── Fragment tekstu ──

Chrześcijanie drugiej ligi

ks. Marek Łuczak

|

GN 37/2006

publikacja 06.09.2006 15:43

– To skandal – oburza się większość dziennikarzy i polityków. – To zasmucające i niebezpieczne – odpowiada Kościół katolicki w Szkocji.

Chrześcijanie drugiej ligi - Na naszym uniwersytecie nie ma teologii katolickiej – mówi ojciec James Clafeey, dominikanin. ks. Marek Łuczak

W ostatni weekend sierpnia brytyjskie media do znudzenia powtarzały informacje o polskim zawodniku Arturze Borucu. Bramkarz Celtic Glasgow był bohaterem każdego wydania telewizyjnych wiadomości. Po kilku miesiącach dochodzenia, Boruc otrzymał od szkockich władz naganę oraz zakaz wykonywania podczas meczów jakichkolwiek gestów religijnych.

Obraza i drwina
Sporne wydarzenie miało miejsce w lutym br. podczas meczu z Rangersami na ich stadionie Ibrox. Polski zawodnik przeżegnał się, jak to robi wielu sportowców rozpoczynających rozgrywkę. Ten religijny gest został zrozumiany jako drwina z gospodarzy. Policja z Glasgow natychmiast odebrała od kibiców wiele skarg. Niektórzy z nich poczuli się urażeni gestem Polaka.

Po zbadaniu wszystkich okoliczności, sprawą zajęła się prokuratura. Bramkarz otrzymał upomnienie i zakaz wykonywania w przyszłości jakichkolwiek gestów religijnych podczas meczów piłkarskich. Prokurator argumentował swoje orzeczenie niedawnym zapewnieniem kierownictwa Rangersów, że ich kibice nie będą już śpiewali tych wersetów swoich pieśni, które obrażają katolików.

───
── Fragmenty rekordów ──

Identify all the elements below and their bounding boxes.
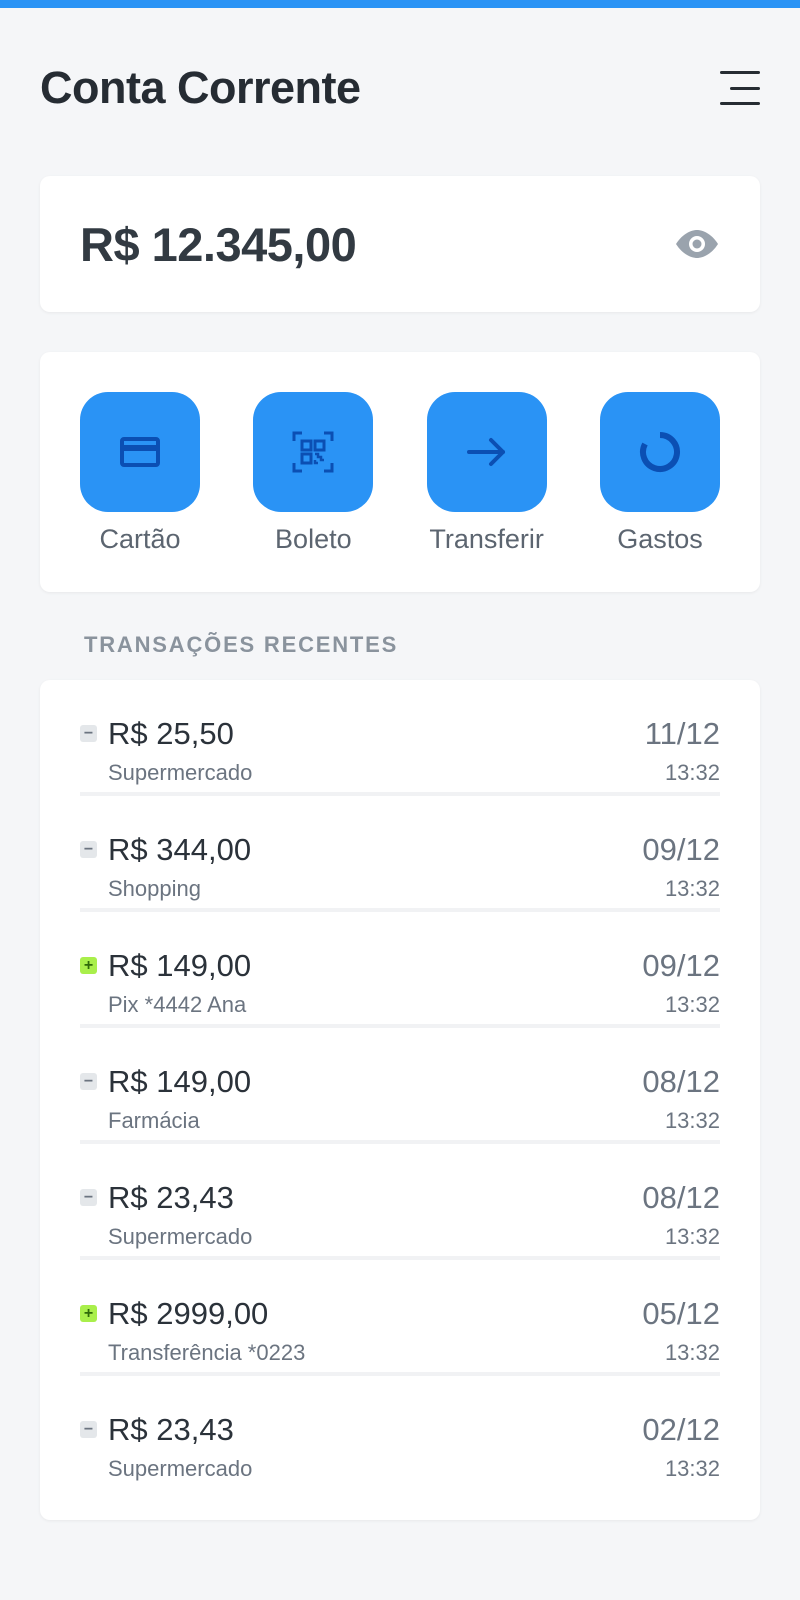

───
── Fragmenty rekordów ──

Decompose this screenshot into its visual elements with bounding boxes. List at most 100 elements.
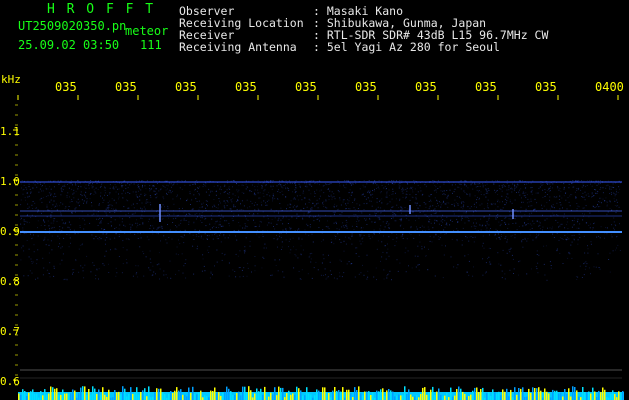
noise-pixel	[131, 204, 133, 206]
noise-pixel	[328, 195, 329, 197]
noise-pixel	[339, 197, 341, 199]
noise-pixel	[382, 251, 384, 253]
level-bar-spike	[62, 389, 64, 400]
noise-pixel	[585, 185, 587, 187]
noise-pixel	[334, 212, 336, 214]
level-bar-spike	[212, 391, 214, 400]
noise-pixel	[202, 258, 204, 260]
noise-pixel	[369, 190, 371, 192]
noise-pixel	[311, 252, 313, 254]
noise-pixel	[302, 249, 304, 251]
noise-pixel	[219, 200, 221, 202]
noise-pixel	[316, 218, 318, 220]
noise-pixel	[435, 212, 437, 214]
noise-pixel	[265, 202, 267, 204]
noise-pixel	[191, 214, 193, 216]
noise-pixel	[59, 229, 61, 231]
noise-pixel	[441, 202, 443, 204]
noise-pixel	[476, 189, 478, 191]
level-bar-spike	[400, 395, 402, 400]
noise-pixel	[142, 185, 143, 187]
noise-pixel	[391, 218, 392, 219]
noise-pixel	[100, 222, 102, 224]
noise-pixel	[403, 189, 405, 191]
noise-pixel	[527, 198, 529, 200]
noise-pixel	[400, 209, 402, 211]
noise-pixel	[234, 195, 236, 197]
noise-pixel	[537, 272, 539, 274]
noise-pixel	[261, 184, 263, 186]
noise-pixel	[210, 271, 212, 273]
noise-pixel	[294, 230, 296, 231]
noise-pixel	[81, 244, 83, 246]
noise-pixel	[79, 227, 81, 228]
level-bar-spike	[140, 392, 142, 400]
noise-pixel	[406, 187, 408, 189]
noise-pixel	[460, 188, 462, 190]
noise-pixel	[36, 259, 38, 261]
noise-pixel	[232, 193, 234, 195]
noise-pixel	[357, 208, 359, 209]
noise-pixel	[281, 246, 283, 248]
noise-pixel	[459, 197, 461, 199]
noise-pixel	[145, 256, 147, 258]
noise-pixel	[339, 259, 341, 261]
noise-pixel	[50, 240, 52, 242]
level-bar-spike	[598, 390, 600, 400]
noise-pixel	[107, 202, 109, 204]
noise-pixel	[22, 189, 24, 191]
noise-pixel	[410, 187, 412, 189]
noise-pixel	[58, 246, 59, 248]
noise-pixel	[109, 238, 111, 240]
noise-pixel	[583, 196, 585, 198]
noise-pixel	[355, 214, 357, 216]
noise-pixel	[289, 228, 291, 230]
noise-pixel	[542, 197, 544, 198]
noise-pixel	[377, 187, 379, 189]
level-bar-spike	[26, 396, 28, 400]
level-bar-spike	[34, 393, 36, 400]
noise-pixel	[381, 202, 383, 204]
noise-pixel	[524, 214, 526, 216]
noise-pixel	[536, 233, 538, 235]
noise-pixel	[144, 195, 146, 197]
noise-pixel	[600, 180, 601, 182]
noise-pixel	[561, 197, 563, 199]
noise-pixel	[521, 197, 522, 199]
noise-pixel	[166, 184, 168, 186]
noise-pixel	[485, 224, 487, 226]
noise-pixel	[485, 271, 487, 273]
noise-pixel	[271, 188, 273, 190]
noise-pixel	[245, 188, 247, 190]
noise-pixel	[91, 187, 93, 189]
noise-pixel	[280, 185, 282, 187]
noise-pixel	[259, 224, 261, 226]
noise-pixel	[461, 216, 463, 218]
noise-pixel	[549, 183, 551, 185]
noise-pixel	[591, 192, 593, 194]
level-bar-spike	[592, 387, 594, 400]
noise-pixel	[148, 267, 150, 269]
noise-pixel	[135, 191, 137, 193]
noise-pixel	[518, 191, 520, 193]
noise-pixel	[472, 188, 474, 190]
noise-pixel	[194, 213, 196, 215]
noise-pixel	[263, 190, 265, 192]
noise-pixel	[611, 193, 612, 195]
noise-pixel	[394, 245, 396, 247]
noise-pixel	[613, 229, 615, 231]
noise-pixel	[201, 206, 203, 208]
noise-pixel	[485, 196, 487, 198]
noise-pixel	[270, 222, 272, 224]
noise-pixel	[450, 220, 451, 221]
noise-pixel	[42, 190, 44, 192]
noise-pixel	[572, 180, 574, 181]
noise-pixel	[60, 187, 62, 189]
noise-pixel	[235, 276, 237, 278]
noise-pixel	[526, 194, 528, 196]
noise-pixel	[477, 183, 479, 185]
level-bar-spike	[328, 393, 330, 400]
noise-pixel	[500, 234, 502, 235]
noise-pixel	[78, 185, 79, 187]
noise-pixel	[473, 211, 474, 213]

───

■ **Polecenia**:
1: Na jakim stadionie, według tekstu o Arturze Borucu, odbył się lutowy mecz z Rangersami?
2: Przetłumacz na angielski zdanie z tekstu o Arturze Borucu: „Polski zawodnik przeżegnał się, jak to robi wielu sportowców rozpoczynających rozgrywkę”.

■ **Odpowiedzi do zadań**:
1: Na stadionie Ibrox.

2: The Polish player crossed himself, as many athletes do when beginning a match.